## Set task
All of the records listed below should be retyped exactly.

## Records for processing
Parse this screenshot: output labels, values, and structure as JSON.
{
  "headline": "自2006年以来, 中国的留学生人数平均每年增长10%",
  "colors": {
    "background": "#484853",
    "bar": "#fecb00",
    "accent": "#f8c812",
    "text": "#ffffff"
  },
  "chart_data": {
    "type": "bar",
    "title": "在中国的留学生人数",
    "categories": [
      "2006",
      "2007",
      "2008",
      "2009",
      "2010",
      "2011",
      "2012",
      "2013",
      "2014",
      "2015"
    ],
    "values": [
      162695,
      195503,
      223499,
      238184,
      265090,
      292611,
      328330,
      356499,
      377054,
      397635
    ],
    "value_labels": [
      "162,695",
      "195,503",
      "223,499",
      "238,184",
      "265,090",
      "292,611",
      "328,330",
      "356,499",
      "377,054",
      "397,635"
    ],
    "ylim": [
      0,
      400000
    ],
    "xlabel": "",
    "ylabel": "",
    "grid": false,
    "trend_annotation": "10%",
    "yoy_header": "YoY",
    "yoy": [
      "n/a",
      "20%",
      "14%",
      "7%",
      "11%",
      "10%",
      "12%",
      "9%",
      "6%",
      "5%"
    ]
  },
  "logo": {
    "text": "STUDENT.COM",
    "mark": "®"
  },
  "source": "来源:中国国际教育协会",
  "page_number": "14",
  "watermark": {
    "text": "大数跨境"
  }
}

## Output
Parse this screenshot: output labels, values, and structure as JSON.
{
  "headline": "自2006年以来, 中国的留学生人数平均每年增长10%",
  "colors": {
    "background": "#484853",
    "bar": "#fecb00",
    "accent": "#f8c812",
    "text": "#ffffff"
  },
  "chart_data": {
    "type": "bar",
    "title": "在中国的留学生人数",
    "categories": [
      "2006",
      "2007",
      "2008",
      "2009",
      "2010",
      "2011",
      "2012",
      "2013",
      "2014",
      "2015"
    ],
    "values": [
      162695,
      195503,
      223499,
      238184,
      265090,
      292611,
      328330,
      356499,
      377054,
      397635
    ],
    "value_labels": [
      "162,695",
      "195,503",
      "223,499",
      "238,184",
      "265,090",
      "292,611",
      "328,330",
      "356,499",
      "377,054",
      "397,635"
    ],
    "ylim": [
      0,
      400000
    ],
    "xlabel": "",
    "ylabel": "",
    "grid": false,
    "trend_annotation": "10%",
    "yoy_header": "YoY",
    "yoy": [
      "n/a",
      "20%",
      "14%",
      "7%",
      "11%",
      "10%",
      "12%",
      "9%",
      "6%",
      "5%"
    ]
  },
  "logo": {
    "text": "STUDENT.COM",
    "mark": "®"
  },
  "source": "来源:中国国际教育协会",
  "page_number": "14",
  "watermark": {
    "text": "大数跨境"
  }
}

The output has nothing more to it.